**Requirement**
Provide the records once more, identical to the original.

**Raw data**

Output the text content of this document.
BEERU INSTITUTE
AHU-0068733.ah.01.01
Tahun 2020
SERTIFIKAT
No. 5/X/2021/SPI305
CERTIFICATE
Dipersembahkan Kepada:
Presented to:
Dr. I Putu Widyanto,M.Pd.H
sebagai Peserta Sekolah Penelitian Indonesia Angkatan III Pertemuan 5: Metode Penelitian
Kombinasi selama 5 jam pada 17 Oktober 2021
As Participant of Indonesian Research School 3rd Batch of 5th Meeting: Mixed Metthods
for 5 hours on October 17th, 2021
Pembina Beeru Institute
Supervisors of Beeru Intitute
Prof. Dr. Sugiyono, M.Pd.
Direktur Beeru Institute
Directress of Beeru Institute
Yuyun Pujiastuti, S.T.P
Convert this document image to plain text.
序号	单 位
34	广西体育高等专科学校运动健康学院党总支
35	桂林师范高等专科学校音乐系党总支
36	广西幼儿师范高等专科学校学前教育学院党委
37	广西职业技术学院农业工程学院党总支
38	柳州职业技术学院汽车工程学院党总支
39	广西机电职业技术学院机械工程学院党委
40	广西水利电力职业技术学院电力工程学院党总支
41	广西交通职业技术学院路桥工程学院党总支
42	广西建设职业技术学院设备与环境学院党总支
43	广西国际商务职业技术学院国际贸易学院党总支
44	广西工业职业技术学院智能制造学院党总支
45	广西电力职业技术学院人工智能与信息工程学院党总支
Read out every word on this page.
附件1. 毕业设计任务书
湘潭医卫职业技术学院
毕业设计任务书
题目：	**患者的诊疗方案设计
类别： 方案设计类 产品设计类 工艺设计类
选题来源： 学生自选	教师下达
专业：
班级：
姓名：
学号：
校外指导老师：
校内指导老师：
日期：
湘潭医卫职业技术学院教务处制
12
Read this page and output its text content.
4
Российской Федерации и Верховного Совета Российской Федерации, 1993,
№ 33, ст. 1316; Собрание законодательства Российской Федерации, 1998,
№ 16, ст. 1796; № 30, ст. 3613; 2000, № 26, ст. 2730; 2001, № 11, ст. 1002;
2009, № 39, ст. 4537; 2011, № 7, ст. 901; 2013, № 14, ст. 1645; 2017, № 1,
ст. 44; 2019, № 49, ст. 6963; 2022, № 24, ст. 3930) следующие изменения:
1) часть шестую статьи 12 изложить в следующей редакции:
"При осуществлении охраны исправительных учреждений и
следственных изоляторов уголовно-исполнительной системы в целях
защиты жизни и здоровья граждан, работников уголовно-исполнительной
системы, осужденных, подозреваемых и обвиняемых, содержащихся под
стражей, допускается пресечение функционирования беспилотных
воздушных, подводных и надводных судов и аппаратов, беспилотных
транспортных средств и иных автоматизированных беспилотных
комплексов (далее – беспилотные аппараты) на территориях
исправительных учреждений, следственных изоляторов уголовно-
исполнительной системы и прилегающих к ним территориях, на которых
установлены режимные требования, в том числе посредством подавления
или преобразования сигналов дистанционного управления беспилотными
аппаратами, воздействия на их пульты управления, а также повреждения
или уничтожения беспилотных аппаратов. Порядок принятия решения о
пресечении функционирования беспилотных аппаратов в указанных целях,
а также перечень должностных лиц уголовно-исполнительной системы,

**Expected answer**
Output the text content of this document.
BEERU INSTITUTE
AHU-0068733.ah.01.01
Tahun 2020
SERTIFIKAT
No. 5/X/2021/SPI305
CERTIFICATE
Dipersembahkan Kepada:
Presented to:
Dr. I Putu Widyanto,M.Pd.H
sebagai Peserta Sekolah Penelitian Indonesia Angkatan III Pertemuan 5: Metode Penelitian
Kombinasi selama 5 jam pada 17 Oktober 2021
As Participant of Indonesian Research School 3rd Batch of 5th Meeting: Mixed Metthods
for 5 hours on October 17th, 2021
Pembina Beeru Institute
Supervisors of Beeru Intitute
Prof. Dr. Sugiyono, M.Pd.
Direktur Beeru Institute
Directress of Beeru Institute
Yuyun Pujiastuti, S.T.P
Convert this document image to plain text.
序号	单 位
34	广西体育高等专科学校运动健康学院党总支
35	桂林师范高等专科学校音乐系党总支
36	广西幼儿师范高等专科学校学前教育学院党委
37	广西职业技术学院农业工程学院党总支
38	柳州职业技术学院汽车工程学院党总支
39	广西机电职业技术学院机械工程学院党委
40	广西水利电力职业技术学院电力工程学院党总支
41	广西交通职业技术学院路桥工程学院党总支
42	广西建设职业技术学院设备与环境学院党总支
43	广西国际商务职业技术学院国际贸易学院党总支
44	广西工业职业技术学院智能制造学院党总支
45	广西电力职业技术学院人工智能与信息工程学院党总支
Read out every word on this page.
附件1. 毕业设计任务书
湘潭医卫职业技术学院
毕业设计任务书
题目：	**患者的诊疗方案设计
类别： 方案设计类 产品设计类 工艺设计类
选题来源： 学生自选	教师下达
专业：
班级：
姓名：
学号：
校外指导老师：
校内指导老师：
日期：
湘潭医卫职业技术学院教务处制
12
Read this page and output its text content.
4
Российской Федерации и Верховного Совета Российской Федерации, 1993,
№ 33, ст. 1316; Собрание законодательства Российской Федерации, 1998,
№ 16, ст. 1796; № 30, ст. 3613; 2000, № 26, ст. 2730; 2001, № 11, ст. 1002;
2009, № 39, ст. 4537; 2011, № 7, ст. 901; 2013, № 14, ст. 1645; 2017, № 1,
ст. 44; 2019, № 49, ст. 6963; 2022, № 24, ст. 3930) следующие изменения:
1) часть шестую статьи 12 изложить в следующей редакции:
"При осуществлении охраны исправительных учреждений и
следственных изоляторов уголовно-исполнительной системы в целях
защиты жизни и здоровья граждан, работников уголовно-исполнительной
системы, осужденных, подозреваемых и обвиняемых, содержащихся под
стражей, допускается пресечение функционирования беспилотных
воздушных, подводных и надводных судов и аппаратов, беспилотных
транспортных средств и иных автоматизированных беспилотных
комплексов (далее – беспилотные аппараты) на территориях
исправительных учреждений, следственных изоляторов уголовно-
исполнительной системы и прилегающих к ним территориях, на которых
установлены режимные требования, в том числе посредством подавления
или преобразования сигналов дистанционного управления беспилотными
аппаратами, воздействия на их пульты управления, а также повреждения
или уничтожения беспилотных аппаратов. Порядок принятия решения о
пресечении функционирования беспилотных аппаратов в указанных целях,
а также перечень должностных лиц уголовно-исполнительной системы,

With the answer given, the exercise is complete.